Listing 5.1 GMBO/PECAN Commands for the Kyphosis Examples-Logistic Regression
! GMBO/PECAN examples 5.1 to 5.6
NAMES age start number kyphosis @
INPUT ../exdata/kyphosis.dat @
TRAN age = age/12 @
QUANTILES age @
TRAN acat = 1 + (age >= 2) + (age >= 7) + (age >= 11)@
LEVELS acat @
MEAN kyphosis ; by acat @
CASES kyphosis
! A null model
FIT @
! Score tests for various effects
FIT age=0 age*age=0 number=0 start=0 @
NULL
FIT + start number @
LRT
PARAMETER 3-4:0 @
FIT @
LRT
NULL
PARAMETER 2:0 5:0 @
FIT @ LRT
NULL
FIT +start*start @ LRT
! Request for automatic computation of model diagnostics
FV @
HAT @
RESI HAT @
! Diagnostic plots
PLOT %RS %FV @
PLOT %HAT %ORD @
PLOT %HAT number @
! Exclusion of a potential outlier
SELECT number < 14 @
FIT @
NULL
FIT -number @ LRT
Listing 5.2 GMBO/PECAN commands for the Smoking Examples-Using Alternate Links
! Examples 5.7 to 5.10
! Test the LINK command
NAMES x n @
INPUT ../exdata/sholom.dat @
! Create categorical index variables
TRAN alcohol = 4 - GL(3,1) ; socio = GL(3,6) ; smoker = GL(2,3) @
LEVELS alcohol socio smoker @
CASES x
N n
! Simple models for the unadjusted odds
LINEAR 0 %CON:1 @
FIT -%CON @
FITOPT LINEAR 0 @
LOGLINEAR 0 - %CON @
FIT %CON:1 @
! Odds models with effect covariates
FIT + alcohol @
! Generalized odds models
LINEAR 1 alcohol @
LINEAR 0 %CON:0.1 @
PARAMETER 2=0 @
FIT @
! The complementary log-log link
LINK COMP @
FIT alcohol @
FIT -%CON @
! The identity link
LINK ID @
FIT %CON:0.1 @
FIT alcohol @
BOUNDS 3 @
BOUNDS 4 @
NULL @
PARAMETER 4=0 2=0 @
FIT @
LRT
Listing 5.3 Analysis of Matched Case-Control Data with PECAN, 1:1 Matching
!Example 5.11 Matched Case-Control Data with 1:1 Matching
! Describe input variables and read the data
NAMES setno cases gall hyp ob est cdose dura non age @
INPUT ../exdata/leimod.dat@
! Recode missing values
MISS cdose 9; ob 9; dura 99 @
! Define the modified age variable (subject age in each case-control set) and
! compute additional covariates
CONS #cage = -1 @
TRAN IF cases == 1 THEN
#cage = age ;
ENDIF ;
cage = #cage ;
categ = 1 + (cage >= 65) + (cage >= 75) ;
cage70 = cage - 70 ; agegp = (age >= 70) ;
cest = (cdose > 0) ;
caseno = GL(5,1) ; pairs = caseno <= 2 ;
@
! Save edited data for use in subsequent analyses
SAVE @
! Limit analyses to 1:1 matching for this example
SELECT pairs == 1 @
! Explicit specification of key variables (not really necessary here)

What you should do — In the command listings above, why does the kyphosis analysis run SELECT number < 14 before fitting the model again?

(Page layout parsing data)
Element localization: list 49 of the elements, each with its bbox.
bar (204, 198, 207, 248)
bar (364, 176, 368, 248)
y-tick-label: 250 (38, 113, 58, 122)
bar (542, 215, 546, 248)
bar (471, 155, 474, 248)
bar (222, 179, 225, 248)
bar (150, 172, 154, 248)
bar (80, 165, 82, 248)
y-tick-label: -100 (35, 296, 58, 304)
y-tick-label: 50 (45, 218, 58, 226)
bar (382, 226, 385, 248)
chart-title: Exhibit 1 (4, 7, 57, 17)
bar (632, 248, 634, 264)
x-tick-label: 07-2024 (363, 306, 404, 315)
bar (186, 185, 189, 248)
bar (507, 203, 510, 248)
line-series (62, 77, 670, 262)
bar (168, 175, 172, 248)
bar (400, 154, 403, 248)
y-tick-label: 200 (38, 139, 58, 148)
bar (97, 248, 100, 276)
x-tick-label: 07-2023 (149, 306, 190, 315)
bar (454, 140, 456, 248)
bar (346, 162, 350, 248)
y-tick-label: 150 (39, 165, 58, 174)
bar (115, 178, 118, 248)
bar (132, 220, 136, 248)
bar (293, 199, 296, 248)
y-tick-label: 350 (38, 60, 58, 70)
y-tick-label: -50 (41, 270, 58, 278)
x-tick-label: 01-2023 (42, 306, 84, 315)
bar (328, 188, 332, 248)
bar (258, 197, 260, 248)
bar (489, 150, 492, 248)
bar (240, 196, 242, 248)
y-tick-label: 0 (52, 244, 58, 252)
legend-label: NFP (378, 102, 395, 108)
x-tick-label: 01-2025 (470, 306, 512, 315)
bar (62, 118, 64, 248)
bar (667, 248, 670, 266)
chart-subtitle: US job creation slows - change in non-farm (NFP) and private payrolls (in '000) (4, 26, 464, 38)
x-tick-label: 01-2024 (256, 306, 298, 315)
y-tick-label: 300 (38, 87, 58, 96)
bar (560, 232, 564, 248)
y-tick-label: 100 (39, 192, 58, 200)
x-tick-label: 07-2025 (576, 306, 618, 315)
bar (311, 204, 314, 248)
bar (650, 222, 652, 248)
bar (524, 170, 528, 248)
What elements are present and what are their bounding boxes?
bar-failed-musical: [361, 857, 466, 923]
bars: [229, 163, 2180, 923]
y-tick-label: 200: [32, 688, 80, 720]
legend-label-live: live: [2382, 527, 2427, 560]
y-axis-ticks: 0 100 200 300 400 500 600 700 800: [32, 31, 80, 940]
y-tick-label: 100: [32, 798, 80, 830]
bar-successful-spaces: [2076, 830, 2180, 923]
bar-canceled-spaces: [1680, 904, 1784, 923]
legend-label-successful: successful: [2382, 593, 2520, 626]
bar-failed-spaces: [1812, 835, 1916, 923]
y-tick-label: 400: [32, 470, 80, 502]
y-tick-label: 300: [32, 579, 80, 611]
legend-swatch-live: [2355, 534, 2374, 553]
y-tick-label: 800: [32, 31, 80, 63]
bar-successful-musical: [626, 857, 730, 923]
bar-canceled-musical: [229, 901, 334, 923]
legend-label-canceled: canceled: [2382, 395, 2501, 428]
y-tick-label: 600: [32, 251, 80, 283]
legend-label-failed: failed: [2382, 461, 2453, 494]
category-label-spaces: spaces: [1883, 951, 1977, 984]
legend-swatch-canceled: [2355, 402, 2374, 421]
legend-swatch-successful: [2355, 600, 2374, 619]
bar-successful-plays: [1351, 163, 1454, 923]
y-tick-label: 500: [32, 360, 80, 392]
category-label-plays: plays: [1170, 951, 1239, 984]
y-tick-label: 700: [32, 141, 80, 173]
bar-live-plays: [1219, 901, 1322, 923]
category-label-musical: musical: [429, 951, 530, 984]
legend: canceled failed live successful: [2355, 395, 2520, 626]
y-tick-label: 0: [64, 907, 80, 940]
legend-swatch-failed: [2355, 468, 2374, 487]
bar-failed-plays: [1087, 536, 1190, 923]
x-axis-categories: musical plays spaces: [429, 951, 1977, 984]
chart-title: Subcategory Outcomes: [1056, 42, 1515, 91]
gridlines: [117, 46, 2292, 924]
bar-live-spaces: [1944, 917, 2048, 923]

Solution — The command excludes a potential outlier. The comment directly above it reads "! Exclusion of a potential outlier," and the model is then refit with FIT @ on the remaining cases.